THE TASK => Quote all entries in full, exactly.

-- BEGIN SUPPLIED DATA --

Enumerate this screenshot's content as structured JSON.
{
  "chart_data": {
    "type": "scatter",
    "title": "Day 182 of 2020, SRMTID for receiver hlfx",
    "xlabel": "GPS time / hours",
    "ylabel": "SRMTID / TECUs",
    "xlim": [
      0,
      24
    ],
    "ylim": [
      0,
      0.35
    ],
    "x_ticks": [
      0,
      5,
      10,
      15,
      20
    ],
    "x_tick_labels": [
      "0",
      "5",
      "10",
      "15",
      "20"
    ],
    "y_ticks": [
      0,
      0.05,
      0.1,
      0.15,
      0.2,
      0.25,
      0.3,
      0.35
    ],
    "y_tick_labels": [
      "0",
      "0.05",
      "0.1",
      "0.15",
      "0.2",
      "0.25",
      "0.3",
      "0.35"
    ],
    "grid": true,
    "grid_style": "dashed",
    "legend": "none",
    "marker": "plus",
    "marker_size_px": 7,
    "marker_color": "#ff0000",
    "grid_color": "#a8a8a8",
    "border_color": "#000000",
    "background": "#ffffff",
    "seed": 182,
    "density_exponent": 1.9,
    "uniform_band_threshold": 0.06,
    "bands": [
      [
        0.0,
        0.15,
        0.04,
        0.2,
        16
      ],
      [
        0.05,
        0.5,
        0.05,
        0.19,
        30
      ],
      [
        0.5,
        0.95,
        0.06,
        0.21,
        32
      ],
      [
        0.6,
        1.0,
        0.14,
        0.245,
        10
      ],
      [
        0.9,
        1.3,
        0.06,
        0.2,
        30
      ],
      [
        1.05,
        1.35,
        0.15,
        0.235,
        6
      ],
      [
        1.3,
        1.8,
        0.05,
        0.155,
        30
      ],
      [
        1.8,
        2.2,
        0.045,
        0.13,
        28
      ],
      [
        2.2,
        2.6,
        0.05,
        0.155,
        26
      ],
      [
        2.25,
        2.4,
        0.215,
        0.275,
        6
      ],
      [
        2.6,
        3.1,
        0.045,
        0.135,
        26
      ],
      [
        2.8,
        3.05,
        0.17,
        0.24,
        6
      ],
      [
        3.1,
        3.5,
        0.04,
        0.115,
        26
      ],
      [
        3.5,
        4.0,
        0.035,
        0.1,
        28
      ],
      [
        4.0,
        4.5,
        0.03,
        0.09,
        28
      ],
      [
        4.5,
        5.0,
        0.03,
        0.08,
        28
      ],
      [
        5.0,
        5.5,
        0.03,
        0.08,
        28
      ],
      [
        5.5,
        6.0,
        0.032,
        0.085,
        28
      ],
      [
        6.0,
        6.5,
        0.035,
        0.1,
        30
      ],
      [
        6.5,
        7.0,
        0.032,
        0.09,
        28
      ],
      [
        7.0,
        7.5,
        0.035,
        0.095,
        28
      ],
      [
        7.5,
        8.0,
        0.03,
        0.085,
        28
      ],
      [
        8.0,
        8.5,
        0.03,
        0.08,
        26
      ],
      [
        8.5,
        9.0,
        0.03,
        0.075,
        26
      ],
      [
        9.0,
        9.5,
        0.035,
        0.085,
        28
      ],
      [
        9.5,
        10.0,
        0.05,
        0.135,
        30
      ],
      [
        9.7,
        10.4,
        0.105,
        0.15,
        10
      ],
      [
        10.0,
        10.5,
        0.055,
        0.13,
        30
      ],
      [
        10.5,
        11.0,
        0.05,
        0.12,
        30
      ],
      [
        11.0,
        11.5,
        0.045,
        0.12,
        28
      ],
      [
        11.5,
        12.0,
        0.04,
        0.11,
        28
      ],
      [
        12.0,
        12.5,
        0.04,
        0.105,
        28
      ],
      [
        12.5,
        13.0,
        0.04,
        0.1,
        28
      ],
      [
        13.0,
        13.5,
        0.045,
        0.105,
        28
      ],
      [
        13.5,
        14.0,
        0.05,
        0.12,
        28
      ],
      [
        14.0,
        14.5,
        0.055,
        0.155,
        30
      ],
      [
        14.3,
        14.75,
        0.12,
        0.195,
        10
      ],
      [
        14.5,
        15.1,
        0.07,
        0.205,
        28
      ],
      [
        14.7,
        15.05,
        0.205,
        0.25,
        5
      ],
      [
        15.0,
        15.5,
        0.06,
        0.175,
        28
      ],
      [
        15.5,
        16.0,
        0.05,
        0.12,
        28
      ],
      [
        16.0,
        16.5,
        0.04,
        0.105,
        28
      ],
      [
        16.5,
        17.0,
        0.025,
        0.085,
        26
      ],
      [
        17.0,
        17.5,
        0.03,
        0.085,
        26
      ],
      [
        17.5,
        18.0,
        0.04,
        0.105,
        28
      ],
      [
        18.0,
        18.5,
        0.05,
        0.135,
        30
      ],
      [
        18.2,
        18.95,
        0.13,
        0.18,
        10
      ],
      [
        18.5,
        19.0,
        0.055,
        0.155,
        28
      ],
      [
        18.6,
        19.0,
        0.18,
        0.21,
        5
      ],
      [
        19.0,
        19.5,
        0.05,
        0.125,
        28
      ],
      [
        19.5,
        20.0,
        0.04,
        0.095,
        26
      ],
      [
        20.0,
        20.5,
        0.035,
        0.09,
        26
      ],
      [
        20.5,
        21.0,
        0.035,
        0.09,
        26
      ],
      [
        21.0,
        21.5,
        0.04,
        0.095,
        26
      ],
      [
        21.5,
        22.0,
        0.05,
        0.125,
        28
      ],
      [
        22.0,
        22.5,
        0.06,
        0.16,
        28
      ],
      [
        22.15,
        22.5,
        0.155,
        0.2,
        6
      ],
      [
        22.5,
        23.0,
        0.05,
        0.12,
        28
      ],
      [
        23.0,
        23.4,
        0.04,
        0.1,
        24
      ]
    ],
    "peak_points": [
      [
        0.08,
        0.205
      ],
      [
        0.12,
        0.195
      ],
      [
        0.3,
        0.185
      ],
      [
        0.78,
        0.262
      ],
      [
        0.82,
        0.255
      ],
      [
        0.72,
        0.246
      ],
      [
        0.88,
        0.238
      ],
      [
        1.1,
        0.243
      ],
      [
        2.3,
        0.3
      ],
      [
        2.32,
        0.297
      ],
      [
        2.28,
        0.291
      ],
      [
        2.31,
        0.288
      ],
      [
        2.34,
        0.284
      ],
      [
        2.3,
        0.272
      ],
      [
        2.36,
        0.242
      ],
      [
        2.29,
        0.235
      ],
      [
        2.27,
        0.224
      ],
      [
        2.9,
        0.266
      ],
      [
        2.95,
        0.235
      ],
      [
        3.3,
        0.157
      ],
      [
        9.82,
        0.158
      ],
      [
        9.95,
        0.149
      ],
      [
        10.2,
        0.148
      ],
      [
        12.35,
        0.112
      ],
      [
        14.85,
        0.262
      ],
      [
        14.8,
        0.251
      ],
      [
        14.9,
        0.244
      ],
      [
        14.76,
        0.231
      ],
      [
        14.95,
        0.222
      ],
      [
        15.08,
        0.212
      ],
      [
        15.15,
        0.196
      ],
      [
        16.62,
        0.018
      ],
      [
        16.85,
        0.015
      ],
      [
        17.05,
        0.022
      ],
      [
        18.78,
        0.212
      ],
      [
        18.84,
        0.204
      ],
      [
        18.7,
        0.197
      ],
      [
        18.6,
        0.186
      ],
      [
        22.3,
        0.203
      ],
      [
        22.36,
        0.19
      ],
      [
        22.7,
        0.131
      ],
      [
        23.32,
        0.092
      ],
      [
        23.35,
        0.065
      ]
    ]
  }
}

-- END SUPPLIED DATA --

ANSWER BELOW =>
Enumerate this screenshot's content as structured JSON.
{
  "chart_data": {
    "type": "scatter",
    "title": "Day 182 of 2020, SRMTID for receiver hlfx",
    "xlabel": "GPS time / hours",
    "ylabel": "SRMTID / TECUs",
    "xlim": [
      0,
      24
    ],
    "ylim": [
      0,
      0.35
    ],
    "x_ticks": [
      0,
      5,
      10,
      15,
      20
    ],
    "x_tick_labels": [
      "0",
      "5",
      "10",
      "15",
      "20"
    ],
    "y_ticks": [
      0,
      0.05,
      0.1,
      0.15,
      0.2,
      0.25,
      0.3,
      0.35
    ],
    "y_tick_labels": [
      "0",
      "0.05",
      "0.1",
      "0.15",
      "0.2",
      "0.25",
      "0.3",
      "0.35"
    ],
    "grid": true,
    "grid_style": "dashed",
    "legend": "none",
    "marker": "plus",
    "marker_size_px": 7,
    "marker_color": "#ff0000",
    "grid_color": "#a8a8a8",
    "border_color": "#000000",
    "background": "#ffffff",
    "seed": 182,
    "density_exponent": 1.9,
    "uniform_band_threshold": 0.06,
    "bands": [
      [
        0.0,
        0.15,
        0.04,
        0.2,
        16
      ],
      [
        0.05,
        0.5,
        0.05,
        0.19,
        30
      ],
      [
        0.5,
        0.95,
        0.06,
        0.21,
        32
      ],
      [
        0.6,
        1.0,
        0.14,
        0.245,
        10
      ],
      [
        0.9,
        1.3,
        0.06,
        0.2,
        30
      ],
      [
        1.05,
        1.35,
        0.15,
        0.235,
        6
      ],
      [
        1.3,
        1.8,
        0.05,
        0.155,
        30
      ],
      [
        1.8,
        2.2,
        0.045,
        0.13,
        28
      ],
      [
        2.2,
        2.6,
        0.05,
        0.155,
        26
      ],
      [
        2.25,
        2.4,
        0.215,
        0.275,
        6
      ],
      [
        2.6,
        3.1,
        0.045,
        0.135,
        26
      ],
      [
        2.8,
        3.05,
        0.17,
        0.24,
        6
      ],
      [
        3.1,
        3.5,
        0.04,
        0.115,
        26
      ],
      [
        3.5,
        4.0,
        0.035,
        0.1,
        28
      ],
      [
        4.0,
        4.5,
        0.03,
        0.09,
        28
      ],
      [
        4.5,
        5.0,
        0.03,
        0.08,
        28
      ],
      [
        5.0,
        5.5,
        0.03,
        0.08,
        28
      ],
      [
        5.5,
        6.0,
        0.032,
        0.085,
        28
      ],
      [
        6.0,
        6.5,
        0.035,
        0.1,
        30
      ],
      [
        6.5,
        7.0,
        0.032,
        0.09,
        28
      ],
      [
        7.0,
        7.5,
        0.035,
        0.095,
        28
      ],
      [
        7.5,
        8.0,
        0.03,
        0.085,
        28
      ],
      [
        8.0,
        8.5,
        0.03,
        0.08,
        26
      ],
      [
        8.5,
        9.0,
        0.03,
        0.075,
        26
      ],
      [
        9.0,
        9.5,
        0.035,
        0.085,
        28
      ],
      [
        9.5,
        10.0,
        0.05,
        0.135,
        30
      ],
      [
        9.7,
        10.4,
        0.105,
        0.15,
        10
      ],
      [
        10.0,
        10.5,
        0.055,
        0.13,
        30
      ],
      [
        10.5,
        11.0,
        0.05,
        0.12,
        30
      ],
      [
        11.0,
        11.5,
        0.045,
        0.12,
        28
      ],
      [
        11.5,
        12.0,
        0.04,
        0.11,
        28
      ],
      [
        12.0,
        12.5,
        0.04,
        0.105,
        28
      ],
      [
        12.5,
        13.0,
        0.04,
        0.1,
        28
      ],
      [
        13.0,
        13.5,
        0.045,
        0.105,
        28
      ],
      [
        13.5,
        14.0,
        0.05,
        0.12,
        28
      ],
      [
        14.0,
        14.5,
        0.055,
        0.155,
        30
      ],
      [
        14.3,
        14.75,
        0.12,
        0.195,
        10
      ],
      [
        14.5,
        15.1,
        0.07,
        0.205,
        28
      ],
      [
        14.7,
        15.05,
        0.205,
        0.25,
        5
      ],
      [
        15.0,
        15.5,
        0.06,
        0.175,
        28
      ],
      [
        15.5,
        16.0,
        0.05,
        0.12,
        28
      ],
      [
        16.0,
        16.5,
        0.04,
        0.105,
        28
      ],
      [
        16.5,
        17.0,
        0.025,
        0.085,
        26
      ],
      [
        17.0,
        17.5,
        0.03,
        0.085,
        26
      ],
      [
        17.5,
        18.0,
        0.04,
        0.105,
        28
      ],
      [
        18.0,
        18.5,
        0.05,
        0.135,
        30
      ],
      [
        18.2,
        18.95,
        0.13,
        0.18,
        10
      ],
      [
        18.5,
        19.0,
        0.055,
        0.155,
        28
      ],
      [
        18.6,
        19.0,
        0.18,
        0.21,
        5
      ],
      [
        19.0,
        19.5,
        0.05,
        0.125,
        28
      ],
      [
        19.5,
        20.0,
        0.04,
        0.095,
        26
      ],
      [
        20.0,
        20.5,
        0.035,
        0.09,
        26
      ],
      [
        20.5,
        21.0,
        0.035,
        0.09,
        26
      ],
      [
        21.0,
        21.5,
        0.04,
        0.095,
        26
      ],
      [
        21.5,
        22.0,
        0.05,
        0.125,
        28
      ],
      [
        22.0,
        22.5,
        0.06,
        0.16,
        28
      ],
      [
        22.15,
        22.5,
        0.155,
        0.2,
        6
      ],
      [
        22.5,
        23.0,
        0.05,
        0.12,
        28
      ],
      [
        23.0,
        23.4,
        0.04,
        0.1,
        24
      ]
    ],
    "peak_points": [
      [
        0.08,
        0.205
      ],
      [
        0.12,
        0.195
      ],
      [
        0.3,
        0.185
      ],
      [
        0.78,
        0.262
      ],
      [
        0.82,
        0.255
      ],
      [
        0.72,
        0.246
      ],
      [
        0.88,
        0.238
      ],
      [
        1.1,
        0.243
      ],
      [
        2.3,
        0.3
      ],
      [
        2.32,
        0.297
      ],
      [
        2.28,
        0.291
      ],
      [
        2.31,
        0.288
      ],
      [
        2.34,
        0.284
      ],
      [
        2.3,
        0.272
      ],
      [
        2.36,
        0.242
      ],
      [
        2.29,
        0.235
      ],
      [
        2.27,
        0.224
      ],
      [
        2.9,
        0.266
      ],
      [
        2.95,
        0.235
      ],
      [
        3.3,
        0.157
      ],
      [
        9.82,
        0.158
      ],
      [
        9.95,
        0.149
      ],
      [
        10.2,
        0.148
      ],
      [
        12.35,
        0.112
      ],
      [
        14.85,
        0.262
      ],
      [
        14.8,
        0.251
      ],
      [
        14.9,
        0.244
      ],
      [
        14.76,
        0.231
      ],
      [
        14.95,
        0.222
      ],
      [
        15.08,
        0.212
      ],
      [
        15.15,
        0.196
      ],
      [
        16.62,
        0.018
      ],
      [
        16.85,
        0.015
      ],
      [
        17.05,
        0.022
      ],
      [
        18.78,
        0.212
      ],
      [
        18.84,
        0.204
      ],
      [
        18.7,
        0.197
      ],
      [
        18.6,
        0.186
      ],
      [
        22.3,
        0.203
      ],
      [
        22.36,
        0.19
      ],
      [
        22.7,
        0.131
      ],
      [
        23.32,
        0.092
      ],
      [
        23.35,
        0.065
      ]
    ]
  }
}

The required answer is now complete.